--- BEGIN Provided records ---
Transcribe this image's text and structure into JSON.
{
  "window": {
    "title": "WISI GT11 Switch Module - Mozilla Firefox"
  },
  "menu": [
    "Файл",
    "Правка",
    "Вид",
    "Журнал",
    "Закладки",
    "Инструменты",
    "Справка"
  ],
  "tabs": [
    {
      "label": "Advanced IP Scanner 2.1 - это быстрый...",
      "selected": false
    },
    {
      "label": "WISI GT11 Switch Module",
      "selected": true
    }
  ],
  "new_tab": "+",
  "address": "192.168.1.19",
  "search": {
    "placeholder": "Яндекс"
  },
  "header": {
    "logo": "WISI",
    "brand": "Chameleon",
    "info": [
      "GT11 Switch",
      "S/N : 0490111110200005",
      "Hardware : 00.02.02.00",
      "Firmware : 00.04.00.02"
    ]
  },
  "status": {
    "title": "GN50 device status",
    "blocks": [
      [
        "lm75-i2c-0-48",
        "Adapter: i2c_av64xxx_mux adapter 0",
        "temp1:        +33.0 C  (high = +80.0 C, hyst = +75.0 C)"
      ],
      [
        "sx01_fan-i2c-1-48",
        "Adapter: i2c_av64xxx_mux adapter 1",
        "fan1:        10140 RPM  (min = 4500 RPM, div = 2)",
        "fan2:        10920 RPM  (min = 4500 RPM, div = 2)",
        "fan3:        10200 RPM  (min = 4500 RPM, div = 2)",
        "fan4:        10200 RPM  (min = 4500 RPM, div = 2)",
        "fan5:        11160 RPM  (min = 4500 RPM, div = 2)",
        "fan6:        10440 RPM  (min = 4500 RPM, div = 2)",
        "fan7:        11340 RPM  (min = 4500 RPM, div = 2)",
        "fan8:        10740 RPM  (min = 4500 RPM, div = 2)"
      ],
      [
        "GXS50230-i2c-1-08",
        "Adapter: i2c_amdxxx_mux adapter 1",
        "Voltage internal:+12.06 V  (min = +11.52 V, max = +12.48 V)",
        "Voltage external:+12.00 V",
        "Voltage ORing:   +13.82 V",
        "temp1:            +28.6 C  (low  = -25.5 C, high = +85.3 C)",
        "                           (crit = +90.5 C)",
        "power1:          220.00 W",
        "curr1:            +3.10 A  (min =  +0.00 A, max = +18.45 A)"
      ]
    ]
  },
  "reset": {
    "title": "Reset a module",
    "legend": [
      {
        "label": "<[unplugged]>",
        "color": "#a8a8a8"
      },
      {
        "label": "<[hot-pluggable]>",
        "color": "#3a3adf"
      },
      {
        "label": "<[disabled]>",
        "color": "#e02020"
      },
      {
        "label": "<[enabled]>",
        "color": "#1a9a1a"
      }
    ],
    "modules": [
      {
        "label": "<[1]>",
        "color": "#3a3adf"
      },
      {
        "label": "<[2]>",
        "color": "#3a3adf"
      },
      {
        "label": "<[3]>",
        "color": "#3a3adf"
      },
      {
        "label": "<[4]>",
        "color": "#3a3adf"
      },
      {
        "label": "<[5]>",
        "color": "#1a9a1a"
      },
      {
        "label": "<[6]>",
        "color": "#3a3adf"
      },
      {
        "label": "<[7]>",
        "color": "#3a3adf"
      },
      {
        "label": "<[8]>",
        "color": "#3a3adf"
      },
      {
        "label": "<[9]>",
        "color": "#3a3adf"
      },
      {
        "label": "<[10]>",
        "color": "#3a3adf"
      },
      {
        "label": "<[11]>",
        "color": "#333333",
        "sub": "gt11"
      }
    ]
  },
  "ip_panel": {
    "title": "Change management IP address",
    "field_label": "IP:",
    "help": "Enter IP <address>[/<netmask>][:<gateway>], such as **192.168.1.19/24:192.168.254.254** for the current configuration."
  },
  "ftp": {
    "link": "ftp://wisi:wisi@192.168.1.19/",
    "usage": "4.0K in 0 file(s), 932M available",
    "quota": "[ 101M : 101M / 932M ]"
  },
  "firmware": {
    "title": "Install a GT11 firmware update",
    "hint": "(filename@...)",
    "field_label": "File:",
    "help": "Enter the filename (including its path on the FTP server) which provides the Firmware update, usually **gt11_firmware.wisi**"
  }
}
--- END Provided records ---
(What you are asked to do)
Look through the entries above. Extract each line with the word "address".

(Problem solution)
  "address": "192.168.1.19",
    "title": "Change management IP address",
    "help": "Enter IP <address>[/<netmask>][:<gateway>], such as **192.168.1.19/24:192.168.254.254** for the current configuration."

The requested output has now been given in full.